Tally the lines of the listing that contain the string "automatically". Give the number and nothing else.

↓

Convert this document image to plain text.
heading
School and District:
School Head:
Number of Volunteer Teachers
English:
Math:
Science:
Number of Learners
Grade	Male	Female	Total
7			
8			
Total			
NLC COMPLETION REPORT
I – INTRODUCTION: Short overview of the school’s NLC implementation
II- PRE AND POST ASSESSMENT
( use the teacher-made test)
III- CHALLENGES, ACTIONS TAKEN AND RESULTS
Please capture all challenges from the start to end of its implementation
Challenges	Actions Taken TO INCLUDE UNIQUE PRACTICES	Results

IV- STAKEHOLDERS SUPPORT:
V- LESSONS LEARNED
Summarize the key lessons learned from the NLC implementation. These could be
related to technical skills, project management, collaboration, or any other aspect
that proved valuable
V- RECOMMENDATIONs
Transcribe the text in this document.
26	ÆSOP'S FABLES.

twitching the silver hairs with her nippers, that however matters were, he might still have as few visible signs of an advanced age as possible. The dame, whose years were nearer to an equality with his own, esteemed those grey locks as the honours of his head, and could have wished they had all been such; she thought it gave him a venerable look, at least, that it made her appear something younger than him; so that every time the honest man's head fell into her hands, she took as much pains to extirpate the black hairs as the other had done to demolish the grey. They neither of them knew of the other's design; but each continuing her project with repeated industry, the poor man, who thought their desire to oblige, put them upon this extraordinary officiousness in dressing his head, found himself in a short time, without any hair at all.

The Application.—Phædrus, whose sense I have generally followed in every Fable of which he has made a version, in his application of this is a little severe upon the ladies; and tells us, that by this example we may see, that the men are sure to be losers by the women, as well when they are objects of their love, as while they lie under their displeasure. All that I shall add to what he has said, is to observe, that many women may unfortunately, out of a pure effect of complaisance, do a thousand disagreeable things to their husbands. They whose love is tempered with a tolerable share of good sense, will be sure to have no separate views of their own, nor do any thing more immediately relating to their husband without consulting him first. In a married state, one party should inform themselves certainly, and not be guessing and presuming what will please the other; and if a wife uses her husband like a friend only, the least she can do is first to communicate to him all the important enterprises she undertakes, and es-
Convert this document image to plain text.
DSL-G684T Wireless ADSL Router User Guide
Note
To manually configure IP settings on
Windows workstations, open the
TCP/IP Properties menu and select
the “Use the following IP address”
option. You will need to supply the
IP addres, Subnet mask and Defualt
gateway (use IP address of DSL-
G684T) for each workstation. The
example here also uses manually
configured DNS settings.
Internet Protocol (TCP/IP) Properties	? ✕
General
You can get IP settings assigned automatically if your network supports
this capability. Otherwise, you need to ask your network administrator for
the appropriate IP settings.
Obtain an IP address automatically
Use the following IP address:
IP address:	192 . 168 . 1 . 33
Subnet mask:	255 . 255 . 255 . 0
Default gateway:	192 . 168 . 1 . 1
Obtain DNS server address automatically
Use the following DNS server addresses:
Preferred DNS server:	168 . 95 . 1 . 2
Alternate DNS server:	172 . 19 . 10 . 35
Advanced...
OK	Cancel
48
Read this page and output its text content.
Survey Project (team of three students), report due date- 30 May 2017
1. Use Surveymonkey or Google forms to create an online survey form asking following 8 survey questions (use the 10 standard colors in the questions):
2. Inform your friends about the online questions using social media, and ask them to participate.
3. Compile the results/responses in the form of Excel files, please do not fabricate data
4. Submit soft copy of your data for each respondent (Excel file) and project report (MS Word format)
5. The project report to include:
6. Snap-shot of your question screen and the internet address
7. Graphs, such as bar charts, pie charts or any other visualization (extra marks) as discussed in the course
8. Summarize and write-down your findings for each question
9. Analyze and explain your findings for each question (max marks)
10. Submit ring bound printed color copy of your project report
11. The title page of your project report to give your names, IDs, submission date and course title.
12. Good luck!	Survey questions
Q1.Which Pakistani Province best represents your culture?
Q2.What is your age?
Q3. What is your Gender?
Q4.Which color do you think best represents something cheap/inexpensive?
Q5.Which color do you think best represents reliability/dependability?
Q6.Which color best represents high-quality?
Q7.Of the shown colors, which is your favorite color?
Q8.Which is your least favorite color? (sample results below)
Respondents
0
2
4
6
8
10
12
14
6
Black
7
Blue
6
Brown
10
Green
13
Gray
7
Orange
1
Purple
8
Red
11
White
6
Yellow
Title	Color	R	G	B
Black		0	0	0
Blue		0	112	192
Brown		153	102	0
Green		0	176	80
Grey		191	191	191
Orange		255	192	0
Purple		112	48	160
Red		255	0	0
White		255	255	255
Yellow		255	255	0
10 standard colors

↑

> [EXERCISE RESULT]: 3